Belge Bölümü>

7 Haziran 2015 tarihinde düzenlenen seçimlerden iki gün önce HDP Diyarbakır’da bir miting gerçekleştirdi. On binlerce kişinin katıldığı miting başlamadan peş peşe iki bomba patladı. Miting, IŞİD’in bombalı saldırısına hedef olmuştu. Saldırıda 4 kişi yaşamının yitirmiş, yaklaşık 400 kişi de yaralanmıştı. Yaralananlardan biri de Lisa Çalan’dı. Saldırıda ağır yaralanan Çalan iki bacağını kaybetti.
Çalan, olayda idarenin kusuru bulunduğu gerekçesiyle İçişleri Bakanlığı'na başvurarak, maddi ve manevi tazminat talebinde bulundu. Talebine yanıt alamayan Çalan, Diyarbakır 2'nci İdare Mahkemesi’nde, İçişleri Bakanlığı aleyhine tazminat davası açtı. Yargılama sırasında savunma yapan Bakanlık, davanın hukuki dayanaktan yoksun olduğu gerekçesiyle reddedilmesini istedi. Olayda idarenin kusuru bulunmadığını savunan bakanlık, tazminatın sebepsiz zenginleşmeye yol açacağını savundu.
Ancak mahkeme İçişleri Bakanlığı’nı haksız buldu. Mahkeme bakanlığın Çalan’a 100 bini manevi, toplam 1 milyon 356 bin lira tazminat ödemesine karar verdi. Patlamanın önüne geçilebileceğine dikkat çeken mahkeme, miting alanında görevlilerin önleyici tedbir aramalarını dikkat ve özen yükümlülüğüne aykırı gerçekleştirdiğini, güvenlik tedbirlerini tam olarak yerine getirmediğini vurguladı. Mahkeme ayrıca, olayda hizmet kusuru bulunduğunun altını çizdi.
'İTİRAZ EDECEĞİZ'
Kararı değerlendiren Lisa Çalan, üst mahkemeye itirazda bulunacaklarını söyledi. Halen Ankara’da tedavi gören Çalan, 'Benim tüm tedavim boyunca harcadığım para neredeyse 1.5 milyon. Tazminat ne maddi, ne manevi olarak karşılamıyor. Benim tedavim hala sürüyor. Benim ameliyatım yurtdışında yapıldı. Bütün faturaları mahkemeye sundum. Daha bir ameliyat daha olmam lazım. Manevi tazminatı tam karşılamamışlar. Bizim talebimiz 2 milyondu. Üç yıldır sürekli hastanelerdeyim. Psikolojim bundan etkilendi. Diyarbakır’a dönemedim' dedi.

Ham Veriler>
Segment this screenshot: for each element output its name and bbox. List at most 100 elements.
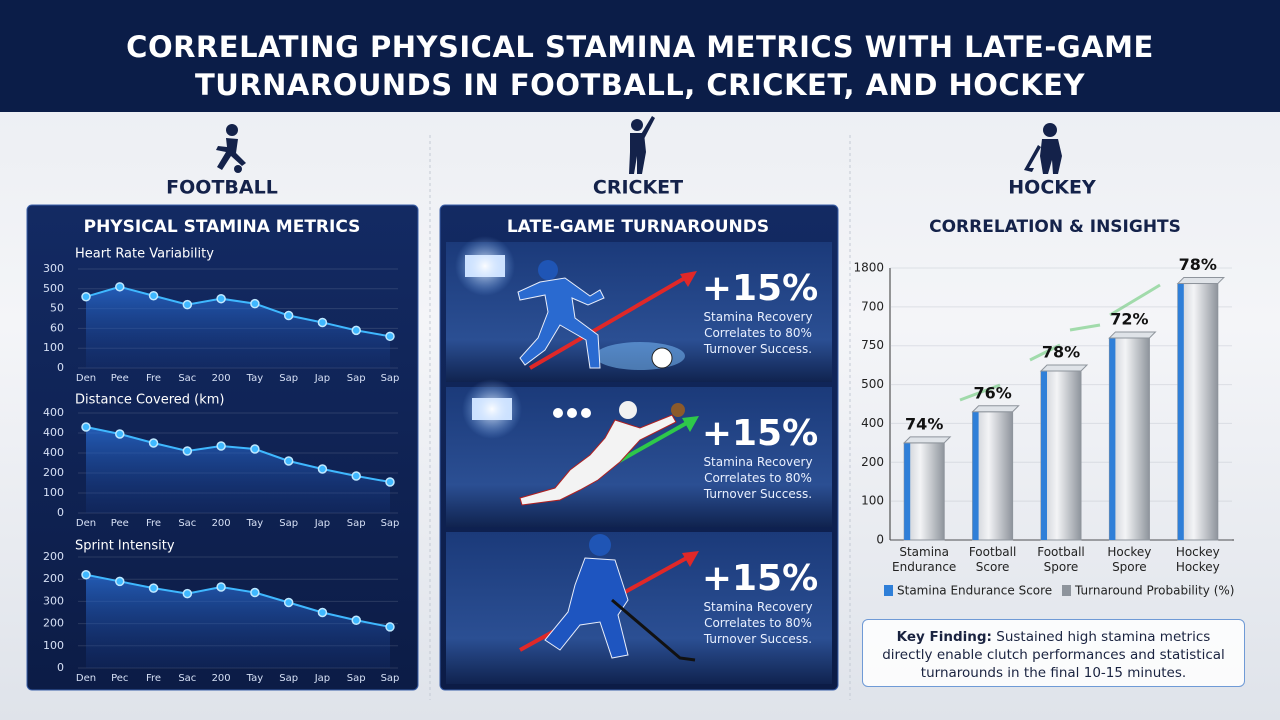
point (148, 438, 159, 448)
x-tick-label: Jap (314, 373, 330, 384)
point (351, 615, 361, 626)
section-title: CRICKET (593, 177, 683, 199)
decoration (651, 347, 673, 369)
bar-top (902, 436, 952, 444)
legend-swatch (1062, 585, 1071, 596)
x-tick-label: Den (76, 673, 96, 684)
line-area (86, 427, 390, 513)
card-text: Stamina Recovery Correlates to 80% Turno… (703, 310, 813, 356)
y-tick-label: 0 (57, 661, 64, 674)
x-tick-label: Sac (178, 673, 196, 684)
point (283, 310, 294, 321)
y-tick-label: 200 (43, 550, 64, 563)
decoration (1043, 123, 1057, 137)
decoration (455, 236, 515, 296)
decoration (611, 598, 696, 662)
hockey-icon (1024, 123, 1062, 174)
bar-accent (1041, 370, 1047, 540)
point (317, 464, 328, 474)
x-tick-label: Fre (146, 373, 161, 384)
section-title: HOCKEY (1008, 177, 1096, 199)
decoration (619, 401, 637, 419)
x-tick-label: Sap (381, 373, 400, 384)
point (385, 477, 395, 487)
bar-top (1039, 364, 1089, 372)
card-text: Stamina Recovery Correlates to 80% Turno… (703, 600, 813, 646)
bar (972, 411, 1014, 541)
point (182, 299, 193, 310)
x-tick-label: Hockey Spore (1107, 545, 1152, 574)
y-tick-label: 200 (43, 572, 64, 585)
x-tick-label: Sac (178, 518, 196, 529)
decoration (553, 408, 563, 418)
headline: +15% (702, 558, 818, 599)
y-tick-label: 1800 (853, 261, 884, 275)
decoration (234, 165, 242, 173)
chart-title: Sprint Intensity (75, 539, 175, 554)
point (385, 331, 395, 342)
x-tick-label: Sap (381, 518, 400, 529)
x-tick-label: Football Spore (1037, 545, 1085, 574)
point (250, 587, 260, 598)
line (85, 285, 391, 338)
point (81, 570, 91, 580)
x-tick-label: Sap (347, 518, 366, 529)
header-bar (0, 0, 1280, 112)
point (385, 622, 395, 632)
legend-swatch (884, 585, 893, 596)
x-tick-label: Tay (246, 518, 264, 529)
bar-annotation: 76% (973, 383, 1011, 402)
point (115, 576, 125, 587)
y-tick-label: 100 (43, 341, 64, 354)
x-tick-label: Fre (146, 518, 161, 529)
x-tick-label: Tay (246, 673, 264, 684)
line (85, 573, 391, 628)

Yapacaklarınız>
A – Lisa Çalan haberinde "Çalan, olayda idarenin" sözleriyle başlayıp aşağıya doğru "yol açacağını savundu." sözlerine kadar uzanan kısmın tamamını hiçbir değişiklik yapmadan harfi harfine aktarın.
B – Lisa Çalan haberine göre aşağıdaki soruları yanıtlayın.
(i) Çalan, İçişleri Bakanlığı aleyhine tazminat davasını hangi mahkemede açtı?
(ii) Bakanlık, tazminatın neye yol açacağını savundu?
(iii) Mahkeme, bakanlığın Çalan'a toplam ne kadar tazminat ödemesine karar verdi?

Görev Çözümleri>
A –
Çalan, olayda idarenin kusuru bulunduğu gerekçesiyle İçişleri Bakanlığı'na başvurarak, maddi ve manevi tazminat talebinde bulundu. Talebine yanıt alamayan Çalan, Diyarbakır 2'nci İdare Mahkemesi’nde, İçişleri Bakanlığı aleyhine tazminat davası açtı. Yargılama sırasında savunma yapan Bakanlık, davanın hukuki dayanaktan yoksun olduğu gerekçesiyle reddedilmesini istedi. Olayda idarenin kusuru bulunmadığını savunan bakanlık, tazminatın sebepsiz zenginleşmeye yol açacağını savundu.

B –
(i) Diyarbakır 2'nci İdare Mahkemesi'nde.
(ii) Sebepsiz zenginleşmeye yol açacağını savundu.
(iii) Toplam 1 milyon 356 bin lira.